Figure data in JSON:
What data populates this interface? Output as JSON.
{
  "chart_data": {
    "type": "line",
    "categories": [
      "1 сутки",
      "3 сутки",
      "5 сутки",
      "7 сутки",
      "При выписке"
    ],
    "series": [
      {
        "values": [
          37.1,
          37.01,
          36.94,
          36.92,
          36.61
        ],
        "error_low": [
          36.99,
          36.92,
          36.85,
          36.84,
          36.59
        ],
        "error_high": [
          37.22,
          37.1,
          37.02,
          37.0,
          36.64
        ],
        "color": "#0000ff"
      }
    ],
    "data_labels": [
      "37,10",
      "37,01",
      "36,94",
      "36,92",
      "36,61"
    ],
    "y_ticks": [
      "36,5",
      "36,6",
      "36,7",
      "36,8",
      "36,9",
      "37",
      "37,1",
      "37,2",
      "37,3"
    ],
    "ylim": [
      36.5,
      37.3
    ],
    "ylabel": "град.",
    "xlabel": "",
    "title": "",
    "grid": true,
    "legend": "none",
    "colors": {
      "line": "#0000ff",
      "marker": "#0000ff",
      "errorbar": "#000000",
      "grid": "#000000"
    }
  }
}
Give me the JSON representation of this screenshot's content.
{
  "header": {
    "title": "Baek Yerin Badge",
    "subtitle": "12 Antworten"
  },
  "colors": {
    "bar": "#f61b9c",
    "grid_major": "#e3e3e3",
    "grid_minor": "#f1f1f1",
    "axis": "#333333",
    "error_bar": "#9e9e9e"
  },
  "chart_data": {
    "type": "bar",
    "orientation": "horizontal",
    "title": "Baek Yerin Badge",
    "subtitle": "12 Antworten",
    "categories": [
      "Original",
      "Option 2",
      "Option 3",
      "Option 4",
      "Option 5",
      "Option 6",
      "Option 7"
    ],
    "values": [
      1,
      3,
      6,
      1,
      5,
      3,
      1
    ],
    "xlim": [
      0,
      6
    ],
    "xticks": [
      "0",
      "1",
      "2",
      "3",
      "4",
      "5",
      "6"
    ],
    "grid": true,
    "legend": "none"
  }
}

**Task to complete**
Pick out each line above that includes "subtitle" and show it.

**Result**
    "subtitle": "12 Antworten"
    "subtitle": "12 Antworten",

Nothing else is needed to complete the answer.